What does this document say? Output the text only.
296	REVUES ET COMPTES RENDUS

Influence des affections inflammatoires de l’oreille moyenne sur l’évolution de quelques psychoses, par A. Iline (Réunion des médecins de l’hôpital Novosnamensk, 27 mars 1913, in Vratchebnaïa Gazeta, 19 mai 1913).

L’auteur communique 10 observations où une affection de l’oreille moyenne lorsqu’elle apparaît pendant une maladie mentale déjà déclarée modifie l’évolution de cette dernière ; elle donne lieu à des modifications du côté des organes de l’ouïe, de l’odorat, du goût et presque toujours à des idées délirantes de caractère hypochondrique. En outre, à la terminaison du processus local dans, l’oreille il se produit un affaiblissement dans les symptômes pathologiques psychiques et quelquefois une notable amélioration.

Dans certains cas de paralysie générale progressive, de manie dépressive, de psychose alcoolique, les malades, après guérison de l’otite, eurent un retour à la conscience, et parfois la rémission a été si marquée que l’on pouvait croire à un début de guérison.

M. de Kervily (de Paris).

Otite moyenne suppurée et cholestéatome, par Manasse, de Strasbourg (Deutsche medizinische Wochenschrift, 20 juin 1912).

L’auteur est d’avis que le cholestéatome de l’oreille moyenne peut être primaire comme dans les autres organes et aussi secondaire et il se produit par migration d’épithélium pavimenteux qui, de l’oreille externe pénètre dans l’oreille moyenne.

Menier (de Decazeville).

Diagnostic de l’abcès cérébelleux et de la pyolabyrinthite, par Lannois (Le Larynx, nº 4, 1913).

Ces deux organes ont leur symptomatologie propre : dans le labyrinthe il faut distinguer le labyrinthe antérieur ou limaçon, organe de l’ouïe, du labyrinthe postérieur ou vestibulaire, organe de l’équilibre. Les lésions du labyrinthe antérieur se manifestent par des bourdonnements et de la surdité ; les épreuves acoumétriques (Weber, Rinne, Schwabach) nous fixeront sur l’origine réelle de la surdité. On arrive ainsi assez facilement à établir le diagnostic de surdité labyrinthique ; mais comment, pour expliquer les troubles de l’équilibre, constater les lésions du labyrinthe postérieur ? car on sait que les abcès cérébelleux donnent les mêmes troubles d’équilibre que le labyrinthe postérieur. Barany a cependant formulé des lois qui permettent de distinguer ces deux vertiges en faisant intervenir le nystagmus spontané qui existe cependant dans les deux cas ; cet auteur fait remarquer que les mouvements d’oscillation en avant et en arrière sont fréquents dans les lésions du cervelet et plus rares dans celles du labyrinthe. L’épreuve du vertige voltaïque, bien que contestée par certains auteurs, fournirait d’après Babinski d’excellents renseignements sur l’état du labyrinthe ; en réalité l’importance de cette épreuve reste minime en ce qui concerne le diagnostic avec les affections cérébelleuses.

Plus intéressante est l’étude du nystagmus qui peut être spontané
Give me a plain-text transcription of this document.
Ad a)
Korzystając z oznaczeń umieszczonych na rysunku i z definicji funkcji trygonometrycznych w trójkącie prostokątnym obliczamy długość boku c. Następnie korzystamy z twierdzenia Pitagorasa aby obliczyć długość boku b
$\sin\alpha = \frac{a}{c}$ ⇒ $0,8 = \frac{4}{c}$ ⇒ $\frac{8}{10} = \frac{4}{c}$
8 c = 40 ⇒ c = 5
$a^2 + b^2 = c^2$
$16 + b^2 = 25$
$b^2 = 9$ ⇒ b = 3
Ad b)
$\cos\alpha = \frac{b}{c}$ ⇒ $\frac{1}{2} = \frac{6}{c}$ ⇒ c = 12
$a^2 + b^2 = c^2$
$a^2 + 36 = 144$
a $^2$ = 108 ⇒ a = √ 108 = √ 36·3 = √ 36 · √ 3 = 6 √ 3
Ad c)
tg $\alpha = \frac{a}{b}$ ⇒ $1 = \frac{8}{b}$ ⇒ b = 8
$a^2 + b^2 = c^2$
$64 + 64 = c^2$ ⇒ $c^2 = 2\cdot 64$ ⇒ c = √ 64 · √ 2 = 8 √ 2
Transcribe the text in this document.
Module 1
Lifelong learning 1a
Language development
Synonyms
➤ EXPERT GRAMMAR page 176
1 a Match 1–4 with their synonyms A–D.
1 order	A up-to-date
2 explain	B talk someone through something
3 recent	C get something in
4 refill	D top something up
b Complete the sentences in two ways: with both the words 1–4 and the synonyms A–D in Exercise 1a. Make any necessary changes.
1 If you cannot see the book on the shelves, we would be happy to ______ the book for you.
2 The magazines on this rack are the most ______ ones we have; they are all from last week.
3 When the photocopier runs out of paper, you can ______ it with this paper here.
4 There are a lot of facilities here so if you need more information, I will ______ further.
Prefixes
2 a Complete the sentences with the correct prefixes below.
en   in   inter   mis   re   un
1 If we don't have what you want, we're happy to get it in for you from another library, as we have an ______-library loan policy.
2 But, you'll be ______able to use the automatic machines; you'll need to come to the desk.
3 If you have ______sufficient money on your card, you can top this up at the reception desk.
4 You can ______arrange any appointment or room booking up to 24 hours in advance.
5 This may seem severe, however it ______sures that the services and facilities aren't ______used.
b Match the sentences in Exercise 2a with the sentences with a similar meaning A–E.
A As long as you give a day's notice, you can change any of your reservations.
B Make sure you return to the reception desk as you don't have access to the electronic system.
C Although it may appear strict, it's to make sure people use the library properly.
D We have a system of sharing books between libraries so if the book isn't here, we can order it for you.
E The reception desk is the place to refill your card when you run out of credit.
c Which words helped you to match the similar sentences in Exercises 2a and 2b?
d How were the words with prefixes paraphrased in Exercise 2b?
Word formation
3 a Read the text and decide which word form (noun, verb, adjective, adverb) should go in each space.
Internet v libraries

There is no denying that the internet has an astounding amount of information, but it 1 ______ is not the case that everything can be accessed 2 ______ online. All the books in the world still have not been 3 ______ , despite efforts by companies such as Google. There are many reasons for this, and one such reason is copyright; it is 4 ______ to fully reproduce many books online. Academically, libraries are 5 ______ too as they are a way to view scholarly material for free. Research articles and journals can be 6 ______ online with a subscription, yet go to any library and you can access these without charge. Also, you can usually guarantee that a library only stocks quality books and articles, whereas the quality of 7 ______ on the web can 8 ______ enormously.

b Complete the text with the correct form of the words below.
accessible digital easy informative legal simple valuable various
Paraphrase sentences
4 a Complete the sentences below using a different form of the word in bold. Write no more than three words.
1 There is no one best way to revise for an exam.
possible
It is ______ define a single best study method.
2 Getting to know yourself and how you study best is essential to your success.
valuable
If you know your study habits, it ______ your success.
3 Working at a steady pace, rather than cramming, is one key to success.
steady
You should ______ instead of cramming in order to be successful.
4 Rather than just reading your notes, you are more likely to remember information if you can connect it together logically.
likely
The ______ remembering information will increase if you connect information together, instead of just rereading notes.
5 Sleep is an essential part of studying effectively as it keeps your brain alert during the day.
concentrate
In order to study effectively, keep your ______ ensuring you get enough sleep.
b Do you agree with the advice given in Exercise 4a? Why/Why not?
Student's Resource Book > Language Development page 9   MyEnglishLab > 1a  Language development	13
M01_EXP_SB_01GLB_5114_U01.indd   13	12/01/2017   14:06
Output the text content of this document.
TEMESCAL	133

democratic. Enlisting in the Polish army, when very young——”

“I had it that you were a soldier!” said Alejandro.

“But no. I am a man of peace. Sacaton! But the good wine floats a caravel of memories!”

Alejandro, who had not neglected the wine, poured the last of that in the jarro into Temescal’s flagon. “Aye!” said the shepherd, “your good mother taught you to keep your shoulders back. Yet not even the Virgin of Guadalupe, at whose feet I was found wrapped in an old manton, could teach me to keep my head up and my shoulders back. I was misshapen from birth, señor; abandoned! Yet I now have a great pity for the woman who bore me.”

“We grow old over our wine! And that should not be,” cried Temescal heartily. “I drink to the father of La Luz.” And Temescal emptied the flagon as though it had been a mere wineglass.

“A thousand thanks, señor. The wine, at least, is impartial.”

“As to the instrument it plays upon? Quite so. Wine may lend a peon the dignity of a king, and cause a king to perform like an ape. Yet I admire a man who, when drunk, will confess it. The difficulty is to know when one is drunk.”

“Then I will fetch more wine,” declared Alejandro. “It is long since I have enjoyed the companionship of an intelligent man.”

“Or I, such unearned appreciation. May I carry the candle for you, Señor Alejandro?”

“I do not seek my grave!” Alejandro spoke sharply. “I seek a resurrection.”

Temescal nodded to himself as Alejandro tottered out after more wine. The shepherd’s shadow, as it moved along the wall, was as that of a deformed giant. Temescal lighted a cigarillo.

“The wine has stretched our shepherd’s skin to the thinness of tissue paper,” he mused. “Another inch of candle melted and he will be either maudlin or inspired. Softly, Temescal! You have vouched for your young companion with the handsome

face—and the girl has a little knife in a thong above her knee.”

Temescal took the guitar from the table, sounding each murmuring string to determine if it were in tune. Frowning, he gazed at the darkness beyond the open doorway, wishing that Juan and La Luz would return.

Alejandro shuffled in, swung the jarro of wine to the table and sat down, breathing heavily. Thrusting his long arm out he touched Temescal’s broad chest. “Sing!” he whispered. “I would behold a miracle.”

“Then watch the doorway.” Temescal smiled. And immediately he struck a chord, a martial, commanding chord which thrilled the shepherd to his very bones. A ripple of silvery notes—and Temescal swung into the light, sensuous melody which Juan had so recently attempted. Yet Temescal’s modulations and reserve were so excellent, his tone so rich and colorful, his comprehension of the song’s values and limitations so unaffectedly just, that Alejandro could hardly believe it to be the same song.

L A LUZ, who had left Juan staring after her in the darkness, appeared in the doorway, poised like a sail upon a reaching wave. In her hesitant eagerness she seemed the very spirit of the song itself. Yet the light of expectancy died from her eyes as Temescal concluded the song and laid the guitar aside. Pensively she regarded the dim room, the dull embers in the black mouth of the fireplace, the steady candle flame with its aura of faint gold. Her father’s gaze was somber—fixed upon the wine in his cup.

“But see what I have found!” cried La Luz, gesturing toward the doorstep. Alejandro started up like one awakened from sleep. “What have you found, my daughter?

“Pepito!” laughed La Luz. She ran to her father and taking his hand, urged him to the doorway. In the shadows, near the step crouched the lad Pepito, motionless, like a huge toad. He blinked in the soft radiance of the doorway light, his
+++
[The task] Reproduce each line of the entries in which the word "return" is found.

[Solved exercise]
B Make sure you return to the reception desk as you don't have access to the electronic system.
Temescal took the guitar from the table, sounding each murmuring string to determine if it were in tune. Frowning, he gazed at the darkness beyond the open doorway, wishing that Juan and La Luz would return.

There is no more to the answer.